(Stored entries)
========
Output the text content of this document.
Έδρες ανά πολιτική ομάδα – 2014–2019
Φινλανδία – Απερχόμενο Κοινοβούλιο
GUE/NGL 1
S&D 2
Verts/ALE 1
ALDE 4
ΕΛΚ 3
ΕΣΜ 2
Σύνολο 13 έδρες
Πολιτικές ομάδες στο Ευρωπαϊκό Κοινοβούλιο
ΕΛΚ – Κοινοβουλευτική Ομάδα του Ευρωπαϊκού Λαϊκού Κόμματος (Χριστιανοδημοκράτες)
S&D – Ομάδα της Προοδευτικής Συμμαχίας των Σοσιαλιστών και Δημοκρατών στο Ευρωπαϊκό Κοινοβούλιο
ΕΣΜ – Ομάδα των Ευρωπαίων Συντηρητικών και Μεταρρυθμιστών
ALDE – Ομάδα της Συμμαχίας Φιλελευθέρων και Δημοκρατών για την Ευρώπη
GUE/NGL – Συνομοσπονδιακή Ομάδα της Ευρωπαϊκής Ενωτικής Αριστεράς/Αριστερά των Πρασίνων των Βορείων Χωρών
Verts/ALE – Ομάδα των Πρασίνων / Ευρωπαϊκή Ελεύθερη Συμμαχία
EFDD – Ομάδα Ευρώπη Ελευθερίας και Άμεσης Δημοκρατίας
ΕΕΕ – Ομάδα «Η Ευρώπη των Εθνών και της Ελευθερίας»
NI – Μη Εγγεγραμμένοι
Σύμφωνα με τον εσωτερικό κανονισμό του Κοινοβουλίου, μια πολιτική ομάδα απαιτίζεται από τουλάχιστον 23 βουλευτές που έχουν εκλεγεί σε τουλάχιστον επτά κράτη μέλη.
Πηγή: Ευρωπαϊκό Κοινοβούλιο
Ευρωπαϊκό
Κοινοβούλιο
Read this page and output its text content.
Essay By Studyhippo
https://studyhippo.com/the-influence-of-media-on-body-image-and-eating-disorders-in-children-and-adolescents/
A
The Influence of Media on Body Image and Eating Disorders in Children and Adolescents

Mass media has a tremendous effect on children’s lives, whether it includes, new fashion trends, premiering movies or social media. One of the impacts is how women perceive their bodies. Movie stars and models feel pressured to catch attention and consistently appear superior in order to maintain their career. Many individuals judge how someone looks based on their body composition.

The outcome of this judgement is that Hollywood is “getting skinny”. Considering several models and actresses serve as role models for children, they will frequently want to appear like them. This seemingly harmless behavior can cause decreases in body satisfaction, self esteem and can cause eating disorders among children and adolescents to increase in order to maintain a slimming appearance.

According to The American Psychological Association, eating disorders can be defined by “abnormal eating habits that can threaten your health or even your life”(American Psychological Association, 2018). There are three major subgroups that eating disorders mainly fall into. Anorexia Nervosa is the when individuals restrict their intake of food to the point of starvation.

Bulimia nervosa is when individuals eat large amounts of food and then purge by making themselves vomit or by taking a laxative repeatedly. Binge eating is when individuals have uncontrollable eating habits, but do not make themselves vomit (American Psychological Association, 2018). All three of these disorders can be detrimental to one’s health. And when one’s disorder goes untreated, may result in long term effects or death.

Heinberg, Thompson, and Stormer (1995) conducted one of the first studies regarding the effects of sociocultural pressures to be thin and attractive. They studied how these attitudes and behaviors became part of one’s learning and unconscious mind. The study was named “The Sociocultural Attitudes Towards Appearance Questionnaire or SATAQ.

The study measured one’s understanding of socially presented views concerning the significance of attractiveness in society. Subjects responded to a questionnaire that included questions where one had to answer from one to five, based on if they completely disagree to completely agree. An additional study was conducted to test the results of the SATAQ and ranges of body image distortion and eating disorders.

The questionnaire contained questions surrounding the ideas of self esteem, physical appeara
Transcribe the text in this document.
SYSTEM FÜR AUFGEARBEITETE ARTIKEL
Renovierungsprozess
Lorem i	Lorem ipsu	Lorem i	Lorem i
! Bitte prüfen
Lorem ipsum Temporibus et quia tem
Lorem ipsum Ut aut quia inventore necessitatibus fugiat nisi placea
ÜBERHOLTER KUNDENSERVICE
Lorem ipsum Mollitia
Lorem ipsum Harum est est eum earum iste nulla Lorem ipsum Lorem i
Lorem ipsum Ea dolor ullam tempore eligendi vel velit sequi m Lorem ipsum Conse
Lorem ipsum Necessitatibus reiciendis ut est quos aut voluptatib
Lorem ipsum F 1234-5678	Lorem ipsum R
========
Report only the number of lines in the data above that contain "models".

2